Stored data
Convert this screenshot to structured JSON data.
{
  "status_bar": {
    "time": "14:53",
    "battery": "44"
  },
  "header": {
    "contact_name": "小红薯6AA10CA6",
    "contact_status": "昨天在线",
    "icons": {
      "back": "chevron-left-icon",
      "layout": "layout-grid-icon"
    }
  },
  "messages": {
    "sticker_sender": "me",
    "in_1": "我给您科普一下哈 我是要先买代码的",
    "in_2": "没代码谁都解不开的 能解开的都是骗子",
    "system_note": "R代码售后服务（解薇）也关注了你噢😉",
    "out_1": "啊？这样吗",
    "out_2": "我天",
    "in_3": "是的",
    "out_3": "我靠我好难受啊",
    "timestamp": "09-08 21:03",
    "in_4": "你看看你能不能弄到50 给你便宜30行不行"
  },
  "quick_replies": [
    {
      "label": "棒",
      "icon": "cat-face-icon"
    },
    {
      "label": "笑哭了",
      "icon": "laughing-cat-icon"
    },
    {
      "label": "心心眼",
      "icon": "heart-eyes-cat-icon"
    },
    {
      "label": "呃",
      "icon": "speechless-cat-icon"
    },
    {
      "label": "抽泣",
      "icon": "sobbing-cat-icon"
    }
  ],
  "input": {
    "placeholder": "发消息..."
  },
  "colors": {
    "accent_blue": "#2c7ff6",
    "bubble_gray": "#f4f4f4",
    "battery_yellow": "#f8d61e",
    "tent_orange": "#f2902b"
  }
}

* [WORK TO COMPLETE]
Write out the full set of records exactly as given.

* [ANSWER BELOW]
Convert this screenshot to structured JSON data.
{
  "status_bar": {
    "time": "14:53",
    "battery": "44"
  },
  "header": {
    "contact_name": "小红薯6AA10CA6",
    "contact_status": "昨天在线",
    "icons": {
      "back": "chevron-left-icon",
      "layout": "layout-grid-icon"
    }
  },
  "messages": {
    "sticker_sender": "me",
    "in_1": "我给您科普一下哈 我是要先买代码的",
    "in_2": "没代码谁都解不开的 能解开的都是骗子",
    "system_note": "R代码售后服务（解薇）也关注了你噢😉",
    "out_1": "啊？这样吗",
    "out_2": "我天",
    "in_3": "是的",
    "out_3": "我靠我好难受啊",
    "timestamp": "09-08 21:03",
    "in_4": "你看看你能不能弄到50 给你便宜30行不行"
  },
  "quick_replies": [
    {
      "label": "棒",
      "icon": "cat-face-icon"
    },
    {
      "label": "笑哭了",
      "icon": "laughing-cat-icon"
    },
    {
      "label": "心心眼",
      "icon": "heart-eyes-cat-icon"
    },
    {
      "label": "呃",
      "icon": "speechless-cat-icon"
    },
    {
      "label": "抽泣",
      "icon": "sobbing-cat-icon"
    }
  ],
  "input": {
    "placeholder": "发消息..."
  },
  "colors": {
    "accent_blue": "#2c7ff6",
    "bubble_gray": "#f4f4f4",
    "battery_yellow": "#f8d61e",
    "tent_orange": "#f2902b"
  }
}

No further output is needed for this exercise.